Records from a collection of figures
▶

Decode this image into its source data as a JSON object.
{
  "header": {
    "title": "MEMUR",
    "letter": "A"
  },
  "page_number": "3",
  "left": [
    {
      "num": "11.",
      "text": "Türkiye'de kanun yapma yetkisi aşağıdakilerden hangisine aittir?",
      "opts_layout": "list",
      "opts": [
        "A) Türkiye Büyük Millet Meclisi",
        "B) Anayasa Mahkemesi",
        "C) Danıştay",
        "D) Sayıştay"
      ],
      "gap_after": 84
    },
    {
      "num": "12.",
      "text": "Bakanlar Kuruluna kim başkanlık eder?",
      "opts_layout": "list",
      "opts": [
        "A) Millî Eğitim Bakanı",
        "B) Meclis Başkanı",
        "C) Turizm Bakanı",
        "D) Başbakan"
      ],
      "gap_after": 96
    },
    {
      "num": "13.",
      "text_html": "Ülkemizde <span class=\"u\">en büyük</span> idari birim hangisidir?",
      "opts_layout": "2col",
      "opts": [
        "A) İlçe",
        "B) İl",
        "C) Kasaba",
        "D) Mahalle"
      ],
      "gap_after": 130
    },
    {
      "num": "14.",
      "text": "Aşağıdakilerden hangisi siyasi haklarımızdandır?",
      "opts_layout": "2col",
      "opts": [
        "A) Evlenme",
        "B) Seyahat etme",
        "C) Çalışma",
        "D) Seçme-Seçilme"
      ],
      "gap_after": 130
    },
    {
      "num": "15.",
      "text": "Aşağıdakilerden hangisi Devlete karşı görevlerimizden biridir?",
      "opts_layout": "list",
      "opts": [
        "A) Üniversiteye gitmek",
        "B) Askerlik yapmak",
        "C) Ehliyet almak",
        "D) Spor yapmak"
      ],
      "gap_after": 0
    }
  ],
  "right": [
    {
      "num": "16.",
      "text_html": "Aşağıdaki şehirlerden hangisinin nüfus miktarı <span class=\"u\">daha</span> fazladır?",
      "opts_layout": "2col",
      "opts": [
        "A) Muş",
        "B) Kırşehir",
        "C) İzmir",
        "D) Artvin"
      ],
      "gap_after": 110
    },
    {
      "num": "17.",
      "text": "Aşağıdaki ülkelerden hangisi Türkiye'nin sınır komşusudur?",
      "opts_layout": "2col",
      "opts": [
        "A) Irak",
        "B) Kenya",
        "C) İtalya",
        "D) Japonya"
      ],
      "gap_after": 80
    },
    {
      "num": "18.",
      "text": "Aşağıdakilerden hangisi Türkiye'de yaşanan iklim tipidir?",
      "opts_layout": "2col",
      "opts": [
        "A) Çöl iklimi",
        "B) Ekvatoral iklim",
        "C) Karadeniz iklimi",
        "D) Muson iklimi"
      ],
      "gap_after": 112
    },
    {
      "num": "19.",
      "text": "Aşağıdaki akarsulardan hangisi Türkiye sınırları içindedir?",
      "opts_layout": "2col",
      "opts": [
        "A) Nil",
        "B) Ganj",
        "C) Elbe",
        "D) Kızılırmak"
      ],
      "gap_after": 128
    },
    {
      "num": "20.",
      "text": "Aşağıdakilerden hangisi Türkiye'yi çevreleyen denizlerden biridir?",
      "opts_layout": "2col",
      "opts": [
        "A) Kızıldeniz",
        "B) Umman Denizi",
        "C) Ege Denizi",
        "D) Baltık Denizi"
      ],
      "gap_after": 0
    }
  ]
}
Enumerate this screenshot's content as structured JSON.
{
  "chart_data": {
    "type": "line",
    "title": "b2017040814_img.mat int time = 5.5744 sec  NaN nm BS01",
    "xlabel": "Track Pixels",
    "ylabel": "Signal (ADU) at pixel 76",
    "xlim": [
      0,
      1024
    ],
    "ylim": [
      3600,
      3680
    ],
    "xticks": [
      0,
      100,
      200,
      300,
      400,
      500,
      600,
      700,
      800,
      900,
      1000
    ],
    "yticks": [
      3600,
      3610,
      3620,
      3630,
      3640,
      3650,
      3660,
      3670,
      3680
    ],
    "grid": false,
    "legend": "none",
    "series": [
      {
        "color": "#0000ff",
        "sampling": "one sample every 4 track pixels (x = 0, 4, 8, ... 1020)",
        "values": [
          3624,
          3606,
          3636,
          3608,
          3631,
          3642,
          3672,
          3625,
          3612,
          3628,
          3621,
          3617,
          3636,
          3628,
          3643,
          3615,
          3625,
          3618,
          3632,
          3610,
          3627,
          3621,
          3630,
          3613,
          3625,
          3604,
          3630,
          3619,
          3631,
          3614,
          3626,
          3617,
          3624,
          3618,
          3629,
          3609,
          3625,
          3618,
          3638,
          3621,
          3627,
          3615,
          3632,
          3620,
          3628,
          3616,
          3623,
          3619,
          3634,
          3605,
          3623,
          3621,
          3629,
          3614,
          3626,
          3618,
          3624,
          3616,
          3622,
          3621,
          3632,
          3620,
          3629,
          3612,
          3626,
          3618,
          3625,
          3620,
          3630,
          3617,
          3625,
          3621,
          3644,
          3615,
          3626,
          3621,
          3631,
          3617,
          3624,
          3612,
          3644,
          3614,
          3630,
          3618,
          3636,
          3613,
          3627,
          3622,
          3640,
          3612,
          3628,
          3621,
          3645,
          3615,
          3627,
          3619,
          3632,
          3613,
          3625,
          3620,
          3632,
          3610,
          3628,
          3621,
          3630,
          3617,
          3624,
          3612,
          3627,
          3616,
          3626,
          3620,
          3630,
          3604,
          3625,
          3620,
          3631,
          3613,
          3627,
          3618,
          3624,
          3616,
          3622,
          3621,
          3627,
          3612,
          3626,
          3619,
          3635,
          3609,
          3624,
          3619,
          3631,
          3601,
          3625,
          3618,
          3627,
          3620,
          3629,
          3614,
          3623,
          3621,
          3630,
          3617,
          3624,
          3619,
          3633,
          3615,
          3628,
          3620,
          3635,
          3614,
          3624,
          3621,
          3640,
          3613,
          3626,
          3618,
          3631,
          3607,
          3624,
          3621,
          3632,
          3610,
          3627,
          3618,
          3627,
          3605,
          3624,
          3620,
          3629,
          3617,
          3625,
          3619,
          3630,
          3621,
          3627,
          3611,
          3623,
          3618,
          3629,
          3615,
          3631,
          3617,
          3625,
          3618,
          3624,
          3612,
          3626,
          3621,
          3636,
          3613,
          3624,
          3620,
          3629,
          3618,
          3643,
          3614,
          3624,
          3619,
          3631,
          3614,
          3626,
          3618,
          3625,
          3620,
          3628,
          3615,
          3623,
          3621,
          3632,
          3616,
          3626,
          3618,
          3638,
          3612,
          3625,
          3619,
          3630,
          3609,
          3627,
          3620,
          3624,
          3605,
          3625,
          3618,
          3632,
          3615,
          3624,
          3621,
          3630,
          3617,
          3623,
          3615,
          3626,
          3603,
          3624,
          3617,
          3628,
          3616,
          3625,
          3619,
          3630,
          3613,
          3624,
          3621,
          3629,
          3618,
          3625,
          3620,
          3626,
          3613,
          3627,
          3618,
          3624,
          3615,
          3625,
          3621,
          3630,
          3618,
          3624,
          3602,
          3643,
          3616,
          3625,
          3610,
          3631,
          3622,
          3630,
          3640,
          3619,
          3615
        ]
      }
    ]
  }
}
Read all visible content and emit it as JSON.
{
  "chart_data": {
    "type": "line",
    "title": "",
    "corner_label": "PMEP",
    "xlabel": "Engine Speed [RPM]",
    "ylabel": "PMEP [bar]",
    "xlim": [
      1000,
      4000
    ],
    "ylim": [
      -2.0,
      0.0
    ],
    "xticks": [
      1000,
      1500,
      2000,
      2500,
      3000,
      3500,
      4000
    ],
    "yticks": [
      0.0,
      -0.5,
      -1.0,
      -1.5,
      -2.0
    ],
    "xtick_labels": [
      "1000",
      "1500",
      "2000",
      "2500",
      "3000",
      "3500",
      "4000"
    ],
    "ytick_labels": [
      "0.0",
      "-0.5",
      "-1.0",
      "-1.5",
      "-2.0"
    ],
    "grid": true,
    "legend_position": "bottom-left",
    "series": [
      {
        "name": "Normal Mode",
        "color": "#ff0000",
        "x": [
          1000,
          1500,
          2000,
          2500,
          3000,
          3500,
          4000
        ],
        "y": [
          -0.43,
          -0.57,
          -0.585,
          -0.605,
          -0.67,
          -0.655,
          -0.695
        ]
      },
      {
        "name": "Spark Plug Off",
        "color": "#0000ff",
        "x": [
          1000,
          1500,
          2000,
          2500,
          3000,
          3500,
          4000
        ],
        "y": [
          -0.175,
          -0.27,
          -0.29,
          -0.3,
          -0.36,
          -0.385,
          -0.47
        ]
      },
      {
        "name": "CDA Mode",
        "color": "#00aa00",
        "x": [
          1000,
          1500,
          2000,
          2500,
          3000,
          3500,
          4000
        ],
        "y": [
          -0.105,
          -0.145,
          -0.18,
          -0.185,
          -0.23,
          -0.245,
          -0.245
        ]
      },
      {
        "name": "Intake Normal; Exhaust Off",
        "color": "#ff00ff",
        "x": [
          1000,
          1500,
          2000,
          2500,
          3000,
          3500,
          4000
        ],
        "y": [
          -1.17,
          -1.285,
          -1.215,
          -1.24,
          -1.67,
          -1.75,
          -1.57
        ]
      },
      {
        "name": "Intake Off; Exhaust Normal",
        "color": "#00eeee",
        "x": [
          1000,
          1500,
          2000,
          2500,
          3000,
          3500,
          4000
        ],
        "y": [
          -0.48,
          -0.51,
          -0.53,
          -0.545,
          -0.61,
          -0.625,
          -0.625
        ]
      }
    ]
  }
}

◀

* [What you need to do] Provide the count, and nothing else, of lines in the data above where the word "Normal" occurs.

* [Exercise answer] 3